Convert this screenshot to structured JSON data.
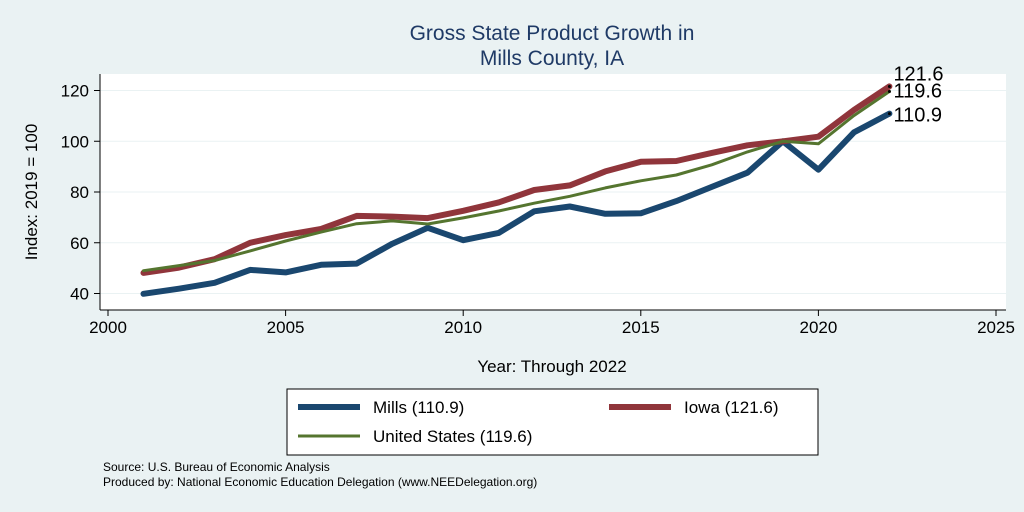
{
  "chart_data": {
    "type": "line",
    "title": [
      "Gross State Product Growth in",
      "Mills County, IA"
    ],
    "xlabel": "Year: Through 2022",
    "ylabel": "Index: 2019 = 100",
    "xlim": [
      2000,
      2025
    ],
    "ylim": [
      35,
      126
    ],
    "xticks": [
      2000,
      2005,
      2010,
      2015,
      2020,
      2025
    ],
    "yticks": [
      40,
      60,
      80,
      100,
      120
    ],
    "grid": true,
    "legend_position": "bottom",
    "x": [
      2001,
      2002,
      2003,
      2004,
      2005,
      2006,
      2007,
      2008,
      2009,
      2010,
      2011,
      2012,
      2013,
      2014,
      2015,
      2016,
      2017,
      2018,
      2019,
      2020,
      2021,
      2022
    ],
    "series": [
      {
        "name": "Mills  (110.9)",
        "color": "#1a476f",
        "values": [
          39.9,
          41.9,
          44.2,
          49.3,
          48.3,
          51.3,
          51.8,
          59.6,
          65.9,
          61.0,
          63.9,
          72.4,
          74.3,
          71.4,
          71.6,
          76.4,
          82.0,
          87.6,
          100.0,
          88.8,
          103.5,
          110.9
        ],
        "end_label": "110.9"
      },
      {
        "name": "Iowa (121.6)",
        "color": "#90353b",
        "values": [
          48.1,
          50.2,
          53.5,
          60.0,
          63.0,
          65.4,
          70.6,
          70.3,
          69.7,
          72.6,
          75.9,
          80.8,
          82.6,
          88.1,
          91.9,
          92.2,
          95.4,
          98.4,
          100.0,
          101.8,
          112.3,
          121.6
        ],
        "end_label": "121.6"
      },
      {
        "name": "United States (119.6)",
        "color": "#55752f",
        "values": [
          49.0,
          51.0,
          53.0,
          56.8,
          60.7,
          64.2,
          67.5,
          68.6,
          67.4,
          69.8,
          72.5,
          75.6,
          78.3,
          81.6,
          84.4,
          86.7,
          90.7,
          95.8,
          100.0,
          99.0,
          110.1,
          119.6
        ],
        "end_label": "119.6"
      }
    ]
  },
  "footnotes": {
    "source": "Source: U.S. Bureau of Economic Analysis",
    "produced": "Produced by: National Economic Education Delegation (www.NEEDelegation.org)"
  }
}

== == ==

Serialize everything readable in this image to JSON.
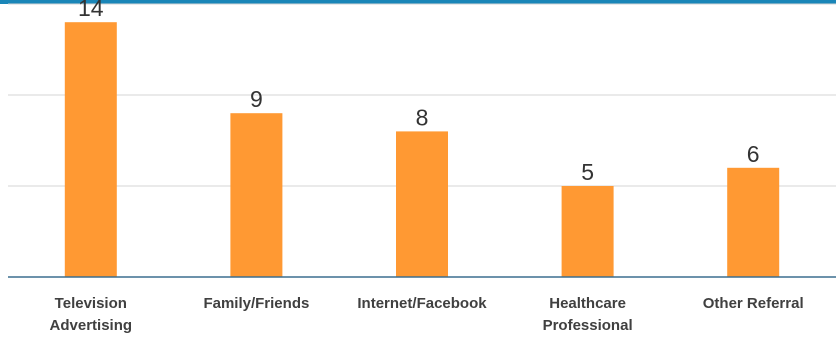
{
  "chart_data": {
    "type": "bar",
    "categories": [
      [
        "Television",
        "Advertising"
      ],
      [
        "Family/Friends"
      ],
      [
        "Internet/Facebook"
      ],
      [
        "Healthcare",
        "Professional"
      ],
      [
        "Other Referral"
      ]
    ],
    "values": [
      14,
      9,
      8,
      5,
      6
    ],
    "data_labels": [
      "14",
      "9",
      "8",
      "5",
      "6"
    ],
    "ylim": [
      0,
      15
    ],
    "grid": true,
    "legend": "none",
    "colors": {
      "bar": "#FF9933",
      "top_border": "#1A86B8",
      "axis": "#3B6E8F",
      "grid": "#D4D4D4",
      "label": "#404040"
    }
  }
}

== == ==

Only a number is needed: how many lines of the material above contain "Economic"?

* _Response to the exercise_: 2